***** Records provided

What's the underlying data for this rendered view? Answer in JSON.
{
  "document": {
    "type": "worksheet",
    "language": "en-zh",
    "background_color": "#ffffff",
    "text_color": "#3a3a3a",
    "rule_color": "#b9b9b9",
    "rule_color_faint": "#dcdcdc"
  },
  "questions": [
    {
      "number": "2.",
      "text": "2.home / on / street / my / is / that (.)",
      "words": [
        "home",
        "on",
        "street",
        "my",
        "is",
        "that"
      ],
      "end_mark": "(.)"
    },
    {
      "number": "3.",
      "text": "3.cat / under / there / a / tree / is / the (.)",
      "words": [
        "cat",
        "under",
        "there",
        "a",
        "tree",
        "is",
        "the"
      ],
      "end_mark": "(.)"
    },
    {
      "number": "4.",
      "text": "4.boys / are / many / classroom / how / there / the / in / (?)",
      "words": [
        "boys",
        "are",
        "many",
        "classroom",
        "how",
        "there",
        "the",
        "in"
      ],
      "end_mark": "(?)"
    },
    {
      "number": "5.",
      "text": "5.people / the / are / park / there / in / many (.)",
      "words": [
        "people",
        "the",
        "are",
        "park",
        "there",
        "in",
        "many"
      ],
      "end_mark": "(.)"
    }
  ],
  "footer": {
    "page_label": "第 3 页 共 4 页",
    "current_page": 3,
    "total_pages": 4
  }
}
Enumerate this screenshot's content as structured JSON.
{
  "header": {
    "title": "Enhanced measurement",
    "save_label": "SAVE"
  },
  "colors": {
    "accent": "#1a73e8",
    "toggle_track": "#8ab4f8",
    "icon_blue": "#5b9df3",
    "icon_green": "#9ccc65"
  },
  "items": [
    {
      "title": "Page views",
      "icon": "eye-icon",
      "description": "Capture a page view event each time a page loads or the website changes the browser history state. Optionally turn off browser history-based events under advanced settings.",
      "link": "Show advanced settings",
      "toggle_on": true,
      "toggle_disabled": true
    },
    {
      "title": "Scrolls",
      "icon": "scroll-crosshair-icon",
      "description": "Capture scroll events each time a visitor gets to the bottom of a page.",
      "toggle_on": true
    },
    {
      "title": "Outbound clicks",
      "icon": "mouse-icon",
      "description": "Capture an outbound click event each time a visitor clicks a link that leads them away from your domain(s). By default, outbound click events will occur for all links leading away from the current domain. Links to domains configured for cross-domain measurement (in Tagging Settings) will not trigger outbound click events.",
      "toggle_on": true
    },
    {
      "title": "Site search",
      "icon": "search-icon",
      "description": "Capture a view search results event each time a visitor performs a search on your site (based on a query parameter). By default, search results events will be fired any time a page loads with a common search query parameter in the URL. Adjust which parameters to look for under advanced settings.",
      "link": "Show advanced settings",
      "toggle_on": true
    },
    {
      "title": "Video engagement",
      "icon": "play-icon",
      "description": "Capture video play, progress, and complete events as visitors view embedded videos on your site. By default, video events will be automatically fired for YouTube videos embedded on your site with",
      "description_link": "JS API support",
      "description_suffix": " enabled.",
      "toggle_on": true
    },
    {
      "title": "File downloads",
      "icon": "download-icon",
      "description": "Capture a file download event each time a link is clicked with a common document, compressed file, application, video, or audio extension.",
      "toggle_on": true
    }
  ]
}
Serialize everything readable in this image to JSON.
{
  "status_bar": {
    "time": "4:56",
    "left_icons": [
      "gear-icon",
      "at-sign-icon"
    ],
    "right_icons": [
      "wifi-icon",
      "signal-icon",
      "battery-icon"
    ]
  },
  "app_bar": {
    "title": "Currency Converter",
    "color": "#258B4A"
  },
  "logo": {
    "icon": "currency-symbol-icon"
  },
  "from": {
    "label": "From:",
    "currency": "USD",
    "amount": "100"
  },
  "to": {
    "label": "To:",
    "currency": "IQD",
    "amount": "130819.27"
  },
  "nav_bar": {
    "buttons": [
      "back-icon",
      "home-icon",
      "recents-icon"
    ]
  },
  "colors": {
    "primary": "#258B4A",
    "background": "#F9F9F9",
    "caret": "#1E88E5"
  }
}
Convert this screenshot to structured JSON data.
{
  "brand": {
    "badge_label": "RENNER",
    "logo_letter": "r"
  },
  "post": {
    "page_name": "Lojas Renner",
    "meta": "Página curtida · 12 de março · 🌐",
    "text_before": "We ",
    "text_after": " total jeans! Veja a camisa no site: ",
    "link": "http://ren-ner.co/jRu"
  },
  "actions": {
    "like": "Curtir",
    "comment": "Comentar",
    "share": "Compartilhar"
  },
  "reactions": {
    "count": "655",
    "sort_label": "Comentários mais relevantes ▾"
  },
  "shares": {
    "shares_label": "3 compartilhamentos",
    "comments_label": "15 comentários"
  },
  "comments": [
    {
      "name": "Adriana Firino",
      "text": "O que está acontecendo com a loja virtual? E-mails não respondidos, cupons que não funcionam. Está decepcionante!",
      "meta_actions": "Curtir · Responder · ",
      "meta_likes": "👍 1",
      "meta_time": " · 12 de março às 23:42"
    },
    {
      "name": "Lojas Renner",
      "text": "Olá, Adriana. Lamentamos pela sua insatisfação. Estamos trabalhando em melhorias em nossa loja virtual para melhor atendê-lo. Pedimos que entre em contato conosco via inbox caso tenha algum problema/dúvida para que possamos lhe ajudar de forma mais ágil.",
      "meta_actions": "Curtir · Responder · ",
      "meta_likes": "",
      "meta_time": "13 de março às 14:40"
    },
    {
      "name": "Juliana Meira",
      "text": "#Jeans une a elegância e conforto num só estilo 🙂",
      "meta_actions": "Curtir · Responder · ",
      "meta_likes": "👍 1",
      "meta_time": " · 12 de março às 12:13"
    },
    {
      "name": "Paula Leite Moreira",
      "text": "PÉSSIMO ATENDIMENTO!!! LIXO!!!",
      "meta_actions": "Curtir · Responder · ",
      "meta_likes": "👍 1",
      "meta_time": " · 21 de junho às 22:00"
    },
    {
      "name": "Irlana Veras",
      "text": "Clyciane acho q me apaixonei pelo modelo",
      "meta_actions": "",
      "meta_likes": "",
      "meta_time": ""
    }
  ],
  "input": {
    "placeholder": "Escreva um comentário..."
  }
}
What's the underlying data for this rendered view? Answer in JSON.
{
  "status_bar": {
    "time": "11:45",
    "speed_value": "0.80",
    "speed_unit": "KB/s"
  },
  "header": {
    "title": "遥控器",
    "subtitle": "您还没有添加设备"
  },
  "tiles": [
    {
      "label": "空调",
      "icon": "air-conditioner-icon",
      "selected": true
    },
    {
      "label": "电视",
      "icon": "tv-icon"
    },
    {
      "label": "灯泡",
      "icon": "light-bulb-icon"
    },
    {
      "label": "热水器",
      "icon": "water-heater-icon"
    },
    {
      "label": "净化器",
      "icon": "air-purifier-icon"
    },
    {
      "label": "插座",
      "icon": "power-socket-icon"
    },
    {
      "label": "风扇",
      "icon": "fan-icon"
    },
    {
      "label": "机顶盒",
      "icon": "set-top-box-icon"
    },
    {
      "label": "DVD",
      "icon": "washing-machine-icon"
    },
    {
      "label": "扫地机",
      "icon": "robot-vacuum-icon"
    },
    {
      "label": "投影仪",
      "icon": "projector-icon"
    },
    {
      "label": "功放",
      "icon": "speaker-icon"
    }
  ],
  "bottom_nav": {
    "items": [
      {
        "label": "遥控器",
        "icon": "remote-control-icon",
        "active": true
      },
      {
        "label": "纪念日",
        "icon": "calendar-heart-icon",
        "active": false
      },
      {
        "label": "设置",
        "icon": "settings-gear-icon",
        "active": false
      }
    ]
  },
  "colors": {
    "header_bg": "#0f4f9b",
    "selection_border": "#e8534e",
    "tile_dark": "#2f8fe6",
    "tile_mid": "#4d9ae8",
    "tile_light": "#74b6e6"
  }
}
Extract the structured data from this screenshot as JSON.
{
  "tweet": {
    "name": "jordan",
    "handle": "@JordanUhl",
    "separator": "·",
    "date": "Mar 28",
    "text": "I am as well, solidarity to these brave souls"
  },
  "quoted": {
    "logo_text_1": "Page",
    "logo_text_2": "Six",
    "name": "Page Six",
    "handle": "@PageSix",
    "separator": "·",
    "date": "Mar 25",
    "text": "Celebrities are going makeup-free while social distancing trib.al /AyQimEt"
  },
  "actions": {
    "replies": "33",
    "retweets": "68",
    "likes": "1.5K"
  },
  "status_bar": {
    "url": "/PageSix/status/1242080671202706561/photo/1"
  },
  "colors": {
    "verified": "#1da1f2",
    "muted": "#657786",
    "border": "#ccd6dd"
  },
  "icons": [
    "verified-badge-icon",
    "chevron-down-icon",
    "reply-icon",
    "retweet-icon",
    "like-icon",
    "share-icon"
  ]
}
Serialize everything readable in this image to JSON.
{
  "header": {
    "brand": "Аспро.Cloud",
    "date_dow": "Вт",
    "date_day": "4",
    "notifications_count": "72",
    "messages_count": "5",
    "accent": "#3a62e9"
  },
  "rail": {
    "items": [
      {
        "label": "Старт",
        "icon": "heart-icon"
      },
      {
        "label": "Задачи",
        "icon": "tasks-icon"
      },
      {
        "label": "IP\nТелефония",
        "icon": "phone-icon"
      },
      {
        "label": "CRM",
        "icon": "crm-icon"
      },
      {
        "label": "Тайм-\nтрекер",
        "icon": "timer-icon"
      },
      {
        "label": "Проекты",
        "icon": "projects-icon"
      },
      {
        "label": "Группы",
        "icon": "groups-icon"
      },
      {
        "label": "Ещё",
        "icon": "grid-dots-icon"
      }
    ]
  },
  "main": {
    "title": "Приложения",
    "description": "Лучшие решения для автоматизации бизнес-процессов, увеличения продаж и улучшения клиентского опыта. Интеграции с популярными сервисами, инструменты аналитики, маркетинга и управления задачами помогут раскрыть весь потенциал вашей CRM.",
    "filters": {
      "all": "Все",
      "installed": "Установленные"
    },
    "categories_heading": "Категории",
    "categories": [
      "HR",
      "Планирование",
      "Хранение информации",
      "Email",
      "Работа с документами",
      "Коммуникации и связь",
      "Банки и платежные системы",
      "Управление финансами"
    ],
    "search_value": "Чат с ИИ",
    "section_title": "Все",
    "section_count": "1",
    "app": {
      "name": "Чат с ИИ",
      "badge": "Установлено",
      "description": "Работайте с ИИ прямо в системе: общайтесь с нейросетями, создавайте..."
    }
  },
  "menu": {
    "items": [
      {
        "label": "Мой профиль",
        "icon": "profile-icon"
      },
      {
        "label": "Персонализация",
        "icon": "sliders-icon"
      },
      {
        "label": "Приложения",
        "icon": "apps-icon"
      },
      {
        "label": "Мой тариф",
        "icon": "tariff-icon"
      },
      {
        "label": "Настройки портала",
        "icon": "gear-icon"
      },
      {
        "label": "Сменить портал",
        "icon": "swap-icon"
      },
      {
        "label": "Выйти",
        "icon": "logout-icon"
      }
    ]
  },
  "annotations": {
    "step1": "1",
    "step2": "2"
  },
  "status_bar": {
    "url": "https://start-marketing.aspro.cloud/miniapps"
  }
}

**********

Instructions for the task » Pull out all lines from the entries above in which the word "home" appears.

Result for this exercise »
      "text": "2.home / on / street / my / is / that (.)",
        "home",
      "home-icon",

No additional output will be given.